▶ Work to do: Extract every line that contains the string "content".

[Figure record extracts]

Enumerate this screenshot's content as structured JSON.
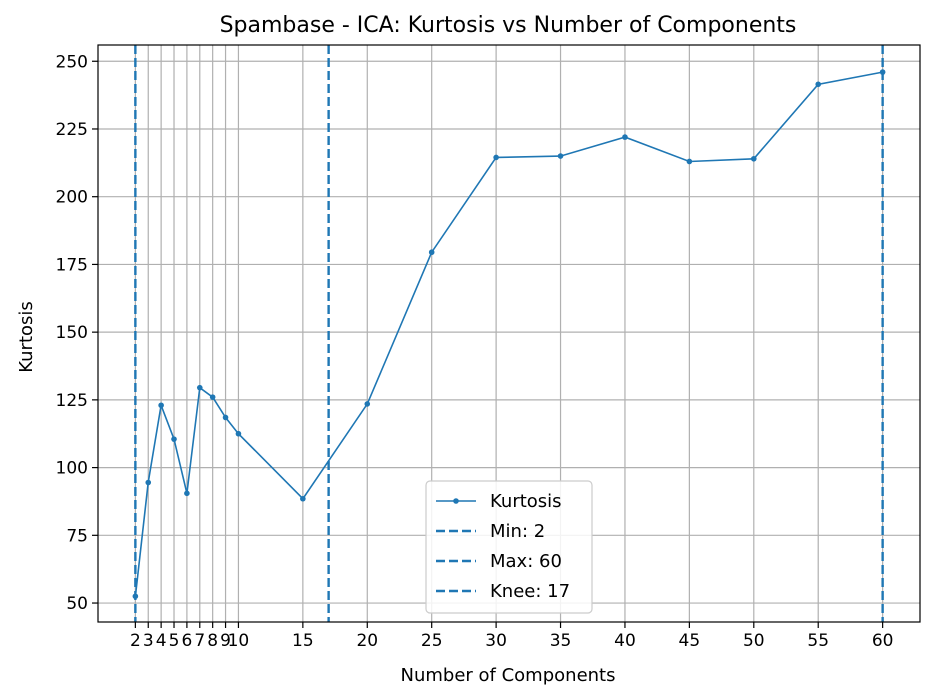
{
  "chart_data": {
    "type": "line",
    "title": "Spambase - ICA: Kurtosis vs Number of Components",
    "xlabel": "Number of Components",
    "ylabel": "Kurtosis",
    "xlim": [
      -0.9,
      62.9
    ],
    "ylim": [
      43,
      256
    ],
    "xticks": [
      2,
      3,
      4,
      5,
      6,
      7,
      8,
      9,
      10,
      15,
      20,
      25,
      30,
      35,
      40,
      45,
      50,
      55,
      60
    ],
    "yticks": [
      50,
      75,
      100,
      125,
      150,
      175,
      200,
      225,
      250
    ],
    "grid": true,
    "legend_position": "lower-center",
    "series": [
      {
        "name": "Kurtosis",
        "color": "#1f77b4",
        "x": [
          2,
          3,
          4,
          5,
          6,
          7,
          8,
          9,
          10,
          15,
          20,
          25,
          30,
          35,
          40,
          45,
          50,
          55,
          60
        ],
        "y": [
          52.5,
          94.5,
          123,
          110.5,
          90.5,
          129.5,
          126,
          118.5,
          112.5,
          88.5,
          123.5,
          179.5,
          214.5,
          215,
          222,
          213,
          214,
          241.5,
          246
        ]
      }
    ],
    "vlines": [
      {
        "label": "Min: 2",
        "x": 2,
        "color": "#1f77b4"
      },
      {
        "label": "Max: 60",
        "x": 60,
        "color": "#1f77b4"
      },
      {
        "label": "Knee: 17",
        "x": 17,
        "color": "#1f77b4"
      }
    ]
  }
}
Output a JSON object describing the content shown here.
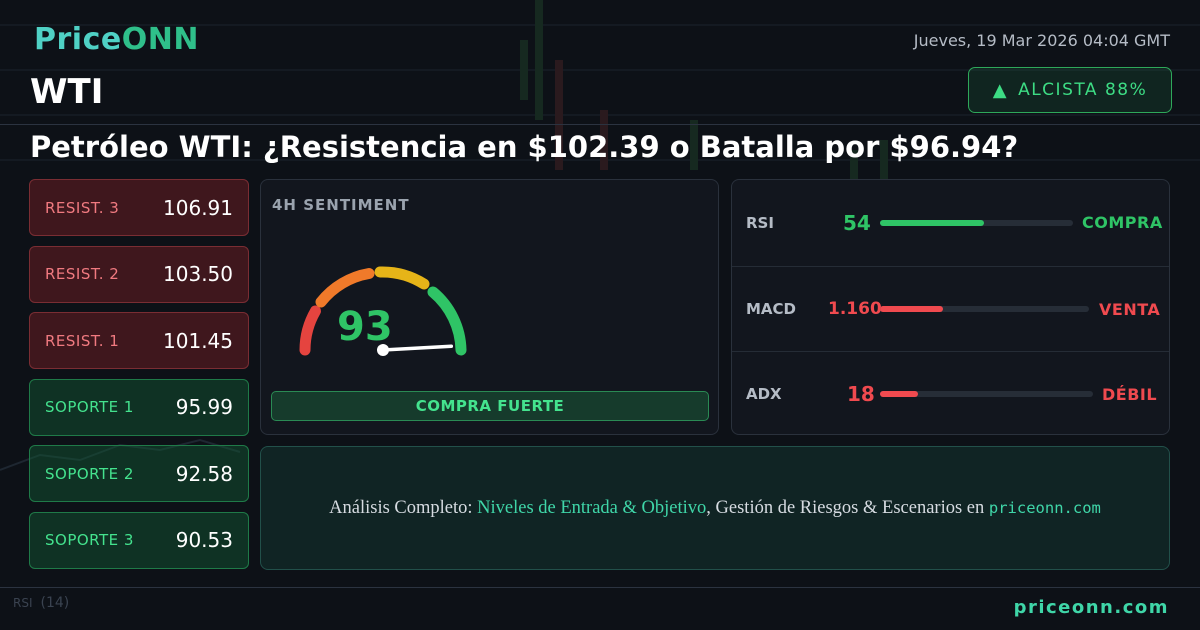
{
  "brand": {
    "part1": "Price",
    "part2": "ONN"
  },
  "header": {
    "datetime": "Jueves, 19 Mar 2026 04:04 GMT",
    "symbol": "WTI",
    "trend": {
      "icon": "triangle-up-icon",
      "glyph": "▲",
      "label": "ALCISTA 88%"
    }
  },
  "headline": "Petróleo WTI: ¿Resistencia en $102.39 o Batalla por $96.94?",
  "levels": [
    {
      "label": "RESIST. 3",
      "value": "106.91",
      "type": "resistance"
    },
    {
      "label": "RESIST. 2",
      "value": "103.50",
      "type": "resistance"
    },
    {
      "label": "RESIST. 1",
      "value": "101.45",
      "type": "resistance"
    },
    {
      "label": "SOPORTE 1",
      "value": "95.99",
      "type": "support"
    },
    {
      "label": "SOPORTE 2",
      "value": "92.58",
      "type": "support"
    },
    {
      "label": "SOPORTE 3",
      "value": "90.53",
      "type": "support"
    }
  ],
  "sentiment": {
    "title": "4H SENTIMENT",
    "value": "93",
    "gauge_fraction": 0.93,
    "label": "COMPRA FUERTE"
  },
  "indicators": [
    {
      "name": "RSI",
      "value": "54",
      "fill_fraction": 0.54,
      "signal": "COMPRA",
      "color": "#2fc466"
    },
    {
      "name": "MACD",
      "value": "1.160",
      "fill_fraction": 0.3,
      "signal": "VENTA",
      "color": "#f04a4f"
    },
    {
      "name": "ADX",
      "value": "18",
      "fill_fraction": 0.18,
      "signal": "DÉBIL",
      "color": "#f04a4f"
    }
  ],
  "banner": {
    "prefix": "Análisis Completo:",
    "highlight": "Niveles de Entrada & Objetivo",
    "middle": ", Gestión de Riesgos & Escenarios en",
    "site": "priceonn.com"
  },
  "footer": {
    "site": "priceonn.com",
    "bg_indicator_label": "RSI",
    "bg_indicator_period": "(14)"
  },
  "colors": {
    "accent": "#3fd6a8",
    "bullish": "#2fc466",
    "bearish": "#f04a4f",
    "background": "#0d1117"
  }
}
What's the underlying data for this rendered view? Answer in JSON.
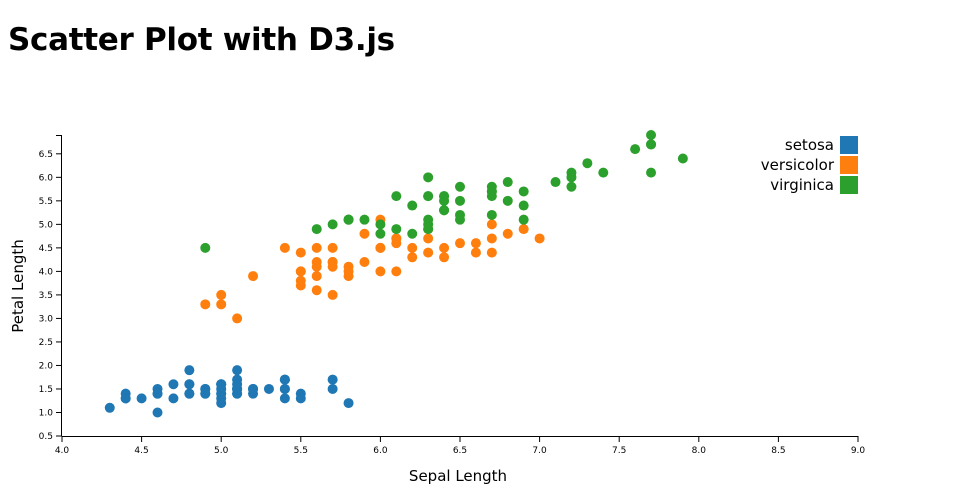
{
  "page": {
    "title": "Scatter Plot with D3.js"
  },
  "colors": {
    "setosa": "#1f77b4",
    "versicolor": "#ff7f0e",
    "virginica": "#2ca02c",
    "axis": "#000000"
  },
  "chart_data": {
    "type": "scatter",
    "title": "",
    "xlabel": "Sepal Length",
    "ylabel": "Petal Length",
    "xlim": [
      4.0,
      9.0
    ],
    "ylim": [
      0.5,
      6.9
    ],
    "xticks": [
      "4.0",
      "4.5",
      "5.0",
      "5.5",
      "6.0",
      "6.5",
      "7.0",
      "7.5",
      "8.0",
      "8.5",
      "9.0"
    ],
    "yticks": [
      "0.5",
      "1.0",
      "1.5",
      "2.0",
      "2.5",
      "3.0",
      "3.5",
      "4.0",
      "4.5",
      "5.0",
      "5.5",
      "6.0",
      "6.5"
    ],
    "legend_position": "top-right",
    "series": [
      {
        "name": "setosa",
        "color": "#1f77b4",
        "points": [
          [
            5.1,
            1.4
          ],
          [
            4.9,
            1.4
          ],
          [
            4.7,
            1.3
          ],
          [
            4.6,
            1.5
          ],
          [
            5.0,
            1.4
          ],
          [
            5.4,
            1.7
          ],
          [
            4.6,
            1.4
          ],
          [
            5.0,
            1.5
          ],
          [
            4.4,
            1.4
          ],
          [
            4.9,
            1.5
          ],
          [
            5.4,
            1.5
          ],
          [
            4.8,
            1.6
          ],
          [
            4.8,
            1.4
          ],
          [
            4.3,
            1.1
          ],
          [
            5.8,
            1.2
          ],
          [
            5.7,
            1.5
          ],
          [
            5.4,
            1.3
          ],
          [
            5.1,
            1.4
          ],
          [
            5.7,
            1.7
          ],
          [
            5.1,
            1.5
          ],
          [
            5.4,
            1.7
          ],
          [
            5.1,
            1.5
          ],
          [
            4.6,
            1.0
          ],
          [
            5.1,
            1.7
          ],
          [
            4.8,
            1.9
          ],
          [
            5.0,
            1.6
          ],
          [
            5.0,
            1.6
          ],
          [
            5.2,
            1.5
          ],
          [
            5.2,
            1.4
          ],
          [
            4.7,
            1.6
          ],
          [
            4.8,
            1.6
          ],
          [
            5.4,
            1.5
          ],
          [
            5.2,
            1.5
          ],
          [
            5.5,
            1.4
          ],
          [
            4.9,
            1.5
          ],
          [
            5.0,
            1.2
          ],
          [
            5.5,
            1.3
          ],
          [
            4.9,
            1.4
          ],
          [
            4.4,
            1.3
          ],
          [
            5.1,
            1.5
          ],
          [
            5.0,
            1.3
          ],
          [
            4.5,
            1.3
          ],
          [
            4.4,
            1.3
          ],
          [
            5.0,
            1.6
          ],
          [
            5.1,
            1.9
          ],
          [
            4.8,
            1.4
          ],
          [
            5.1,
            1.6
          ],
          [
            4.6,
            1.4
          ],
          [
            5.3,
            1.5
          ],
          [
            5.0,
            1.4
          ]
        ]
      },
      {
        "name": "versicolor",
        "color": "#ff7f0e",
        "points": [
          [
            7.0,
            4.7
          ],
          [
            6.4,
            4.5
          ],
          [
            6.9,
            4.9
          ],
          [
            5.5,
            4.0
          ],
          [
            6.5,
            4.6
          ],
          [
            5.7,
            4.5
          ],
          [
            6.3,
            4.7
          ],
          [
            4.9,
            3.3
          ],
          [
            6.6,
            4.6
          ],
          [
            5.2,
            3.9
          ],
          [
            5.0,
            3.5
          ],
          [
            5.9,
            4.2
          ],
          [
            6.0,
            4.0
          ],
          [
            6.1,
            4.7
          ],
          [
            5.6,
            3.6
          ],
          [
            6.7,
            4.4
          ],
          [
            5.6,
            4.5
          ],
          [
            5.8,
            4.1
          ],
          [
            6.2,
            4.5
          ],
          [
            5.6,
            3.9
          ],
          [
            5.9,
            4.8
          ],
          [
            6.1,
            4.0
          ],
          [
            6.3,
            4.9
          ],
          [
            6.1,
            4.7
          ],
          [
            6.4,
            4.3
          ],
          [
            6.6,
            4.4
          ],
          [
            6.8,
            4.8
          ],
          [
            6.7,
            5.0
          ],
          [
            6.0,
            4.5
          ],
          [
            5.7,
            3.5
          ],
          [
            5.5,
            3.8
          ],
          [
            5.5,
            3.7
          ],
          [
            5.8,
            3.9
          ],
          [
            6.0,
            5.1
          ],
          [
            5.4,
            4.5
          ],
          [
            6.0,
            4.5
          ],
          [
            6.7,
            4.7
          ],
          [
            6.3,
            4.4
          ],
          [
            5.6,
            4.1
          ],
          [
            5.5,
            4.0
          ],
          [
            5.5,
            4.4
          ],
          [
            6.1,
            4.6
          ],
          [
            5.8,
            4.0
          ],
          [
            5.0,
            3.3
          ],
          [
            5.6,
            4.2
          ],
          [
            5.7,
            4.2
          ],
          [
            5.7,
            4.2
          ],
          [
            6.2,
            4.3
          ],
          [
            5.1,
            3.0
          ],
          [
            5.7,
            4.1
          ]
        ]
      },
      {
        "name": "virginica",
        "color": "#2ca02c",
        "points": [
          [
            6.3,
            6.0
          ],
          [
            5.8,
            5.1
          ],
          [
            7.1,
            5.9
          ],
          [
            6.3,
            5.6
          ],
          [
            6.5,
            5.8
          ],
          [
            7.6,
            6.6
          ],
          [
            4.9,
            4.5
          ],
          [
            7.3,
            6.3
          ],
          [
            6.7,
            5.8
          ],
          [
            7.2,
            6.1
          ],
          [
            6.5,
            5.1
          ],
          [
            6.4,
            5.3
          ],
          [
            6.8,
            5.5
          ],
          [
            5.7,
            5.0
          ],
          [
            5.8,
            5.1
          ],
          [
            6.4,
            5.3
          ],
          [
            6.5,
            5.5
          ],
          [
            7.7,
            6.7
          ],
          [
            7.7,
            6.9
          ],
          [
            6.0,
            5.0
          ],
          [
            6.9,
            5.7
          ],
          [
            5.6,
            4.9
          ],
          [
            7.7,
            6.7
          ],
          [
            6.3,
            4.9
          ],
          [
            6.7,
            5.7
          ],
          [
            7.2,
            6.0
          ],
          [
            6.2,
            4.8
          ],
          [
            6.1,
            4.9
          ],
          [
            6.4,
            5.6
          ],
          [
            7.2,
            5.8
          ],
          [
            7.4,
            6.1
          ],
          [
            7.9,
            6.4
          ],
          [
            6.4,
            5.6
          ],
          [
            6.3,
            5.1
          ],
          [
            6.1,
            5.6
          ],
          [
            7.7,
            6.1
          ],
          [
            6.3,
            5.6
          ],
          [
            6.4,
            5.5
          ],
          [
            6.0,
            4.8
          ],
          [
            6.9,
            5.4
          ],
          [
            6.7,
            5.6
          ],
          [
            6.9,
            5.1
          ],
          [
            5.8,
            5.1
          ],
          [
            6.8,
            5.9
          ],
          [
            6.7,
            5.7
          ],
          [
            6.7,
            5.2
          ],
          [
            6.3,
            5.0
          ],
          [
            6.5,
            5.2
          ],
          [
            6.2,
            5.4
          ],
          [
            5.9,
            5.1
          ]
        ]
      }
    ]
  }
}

--

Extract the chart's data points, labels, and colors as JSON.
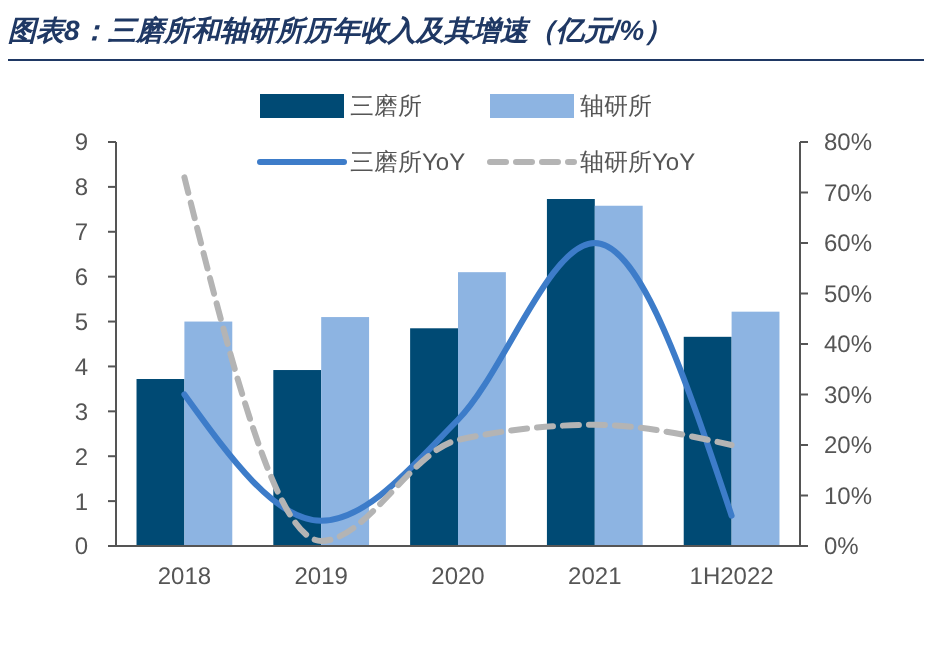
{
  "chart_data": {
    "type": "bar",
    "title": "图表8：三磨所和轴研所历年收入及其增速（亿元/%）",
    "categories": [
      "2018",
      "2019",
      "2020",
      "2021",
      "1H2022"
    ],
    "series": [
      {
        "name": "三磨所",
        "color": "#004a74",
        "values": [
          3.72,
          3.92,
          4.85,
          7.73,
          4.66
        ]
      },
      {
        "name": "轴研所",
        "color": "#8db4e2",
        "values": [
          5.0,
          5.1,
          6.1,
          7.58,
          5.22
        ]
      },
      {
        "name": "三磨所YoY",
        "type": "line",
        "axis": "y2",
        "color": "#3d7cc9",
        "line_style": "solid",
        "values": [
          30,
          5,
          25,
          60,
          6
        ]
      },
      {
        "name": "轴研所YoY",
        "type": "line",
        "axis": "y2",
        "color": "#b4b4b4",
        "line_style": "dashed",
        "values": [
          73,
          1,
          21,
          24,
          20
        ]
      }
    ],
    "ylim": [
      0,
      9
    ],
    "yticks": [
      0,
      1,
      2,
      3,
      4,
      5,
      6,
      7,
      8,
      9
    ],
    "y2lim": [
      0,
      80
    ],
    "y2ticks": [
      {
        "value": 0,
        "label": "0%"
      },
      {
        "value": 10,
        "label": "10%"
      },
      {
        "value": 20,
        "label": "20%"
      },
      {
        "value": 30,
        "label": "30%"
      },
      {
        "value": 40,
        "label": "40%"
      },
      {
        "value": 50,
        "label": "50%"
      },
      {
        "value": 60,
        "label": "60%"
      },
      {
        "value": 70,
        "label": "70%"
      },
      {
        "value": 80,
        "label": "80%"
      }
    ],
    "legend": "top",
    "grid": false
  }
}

▶ Output below:
Enumerate this screenshot's content as structured JSON.
Output a JSON object describing the content shown here.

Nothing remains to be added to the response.